- _Working data_:

▼▼▼

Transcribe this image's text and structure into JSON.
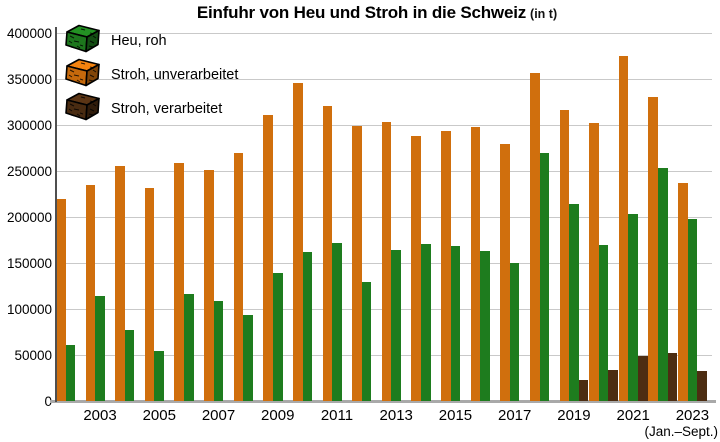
{
  "title": {
    "main": "Einfuhr von Heu und Stroh in die Schweiz",
    "unit": "(in t)"
  },
  "legend": {
    "items": [
      {
        "label": "Heu, roh",
        "color": "#1e7c1e",
        "icon": "hay-bale-icon"
      },
      {
        "label": "Stroh, unverarbeitet",
        "color": "#d06f0d",
        "icon": "hay-bale-icon"
      },
      {
        "label": "Stroh, verarbeitet",
        "color": "#4d2d12",
        "icon": "hay-bale-icon"
      }
    ]
  },
  "y_axis": {
    "tick_labels": [
      "0",
      "50000",
      "100000",
      "150000",
      "200000",
      "250000",
      "300000",
      "350000",
      "400000"
    ]
  },
  "x_axis": {
    "tick_labels": [
      "2003",
      "2005",
      "2007",
      "2009",
      "2011",
      "2013",
      "2015",
      "2017",
      "2019",
      "2021",
      "2023"
    ],
    "footnote": "(Jan.–Sept.)"
  },
  "chart_data": {
    "type": "bar",
    "title": "Einfuhr von Heu und Stroh in die Schweiz (in t)",
    "categories": [
      2002,
      2003,
      2004,
      2005,
      2006,
      2007,
      2008,
      2009,
      2010,
      2011,
      2012,
      2013,
      2014,
      2015,
      2016,
      2017,
      2018,
      2019,
      2020,
      2021,
      2022,
      2023
    ],
    "series": [
      {
        "key": "stroh-unverarbeitet",
        "name": "Stroh, unverarbeitet",
        "color": "#d06f0d",
        "values": [
          219000,
          234000,
          254000,
          230000,
          258000,
          250000,
          268000,
          310000,
          345000,
          320000,
          298000,
          302000,
          287000,
          292000,
          297000,
          278000,
          355000,
          315000,
          301000,
          374000,
          329000,
          236000
        ]
      },
      {
        "key": "heu-roh",
        "name": "Heu, roh",
        "color": "#1e7c1e",
        "values": [
          60000,
          113000,
          76000,
          53000,
          115000,
          108000,
          92000,
          138000,
          161000,
          171000,
          128000,
          163000,
          170000,
          167000,
          162000,
          149000,
          269000,
          213000,
          168000,
          202000,
          252000,
          197000
        ]
      },
      {
        "key": "stroh-verarbeitet",
        "name": "Stroh, verarbeitet",
        "color": "#4d2d12",
        "values": [
          null,
          null,
          null,
          null,
          null,
          null,
          null,
          null,
          null,
          null,
          null,
          null,
          null,
          null,
          null,
          null,
          null,
          22000,
          33000,
          48000,
          51000,
          32000
        ]
      }
    ],
    "ylim": [
      0,
      400000
    ],
    "ytick_step": 50000,
    "grid": true,
    "legend_position": "top-left",
    "note_last_category": "2023 covers Jan.–Sept. only"
  }
}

▲▲▲

- _What you are asked to do_: Leave the images out, please, and restate each line word for word.

- _The reply_:
Transcribe this image's text and structure into JSON.
{
  "title": {
    "main": "Einfuhr von Heu und Stroh in die Schweiz",
    "unit": "(in t)"
  },
  "legend": {
    "items": [
      {
        "label": "Heu, roh",
        "color": "#1e7c1e",
        "icon": "hay-bale-icon"
      },
      {
        "label": "Stroh, unverarbeitet",
        "color": "#d06f0d",
        "icon": "hay-bale-icon"
      },
      {
        "label": "Stroh, verarbeitet",
        "color": "#4d2d12",
        "icon": "hay-bale-icon"
      }
    ]
  },
  "y_axis": {
    "tick_labels": [
      "0",
      "50000",
      "100000",
      "150000",
      "200000",
      "250000",
      "300000",
      "350000",
      "400000"
    ]
  },
  "x_axis": {
    "tick_labels": [
      "2003",
      "2005",
      "2007",
      "2009",
      "2011",
      "2013",
      "2015",
      "2017",
      "2019",
      "2021",
      "2023"
    ],
    "footnote": "(Jan.–Sept.)"
  },
  "chart_data": {
    "type": "bar",
    "title": "Einfuhr von Heu und Stroh in die Schweiz (in t)",
    "categories": [
      2002,
      2003,
      2004,
      2005,
      2006,
      2007,
      2008,
      2009,
      2010,
      2011,
      2012,
      2013,
      2014,
      2015,
      2016,
      2017,
      2018,
      2019,
      2020,
      2021,
      2022,
      2023
    ],
    "series": [
      {
        "key": "stroh-unverarbeitet",
        "name": "Stroh, unverarbeitet",
        "color": "#d06f0d",
        "values": [
          219000,
          234000,
          254000,
          230000,
          258000,
          250000,
          268000,
          310000,
          345000,
          320000,
          298000,
          302000,
          287000,
          292000,
          297000,
          278000,
          355000,
          315000,
          301000,
          374000,
          329000,
          236000
        ]
      },
      {
        "key": "heu-roh",
        "name": "Heu, roh",
        "color": "#1e7c1e",
        "values": [
          60000,
          113000,
          76000,
          53000,
          115000,
          108000,
          92000,
          138000,
          161000,
          171000,
          128000,
          163000,
          170000,
          167000,
          162000,
          149000,
          269000,
          213000,
          168000,
          202000,
          252000,
          197000
        ]
      },
      {
        "key": "stroh-verarbeitet",
        "name": "Stroh, verarbeitet",
        "color": "#4d2d12",
        "values": [
          null,
          null,
          null,
          null,
          null,
          null,
          null,
          null,
          null,
          null,
          null,
          null,
          null,
          null,
          null,
          null,
          null,
          22000,
          33000,
          48000,
          51000,
          32000
        ]
      }
    ],
    "ylim": [
      0,
      400000
    ],
    "ytick_step": 50000,
    "grid": true,
    "legend_position": "top-left",
    "note_last_category": "2023 covers Jan.–Sept. only"
  }
}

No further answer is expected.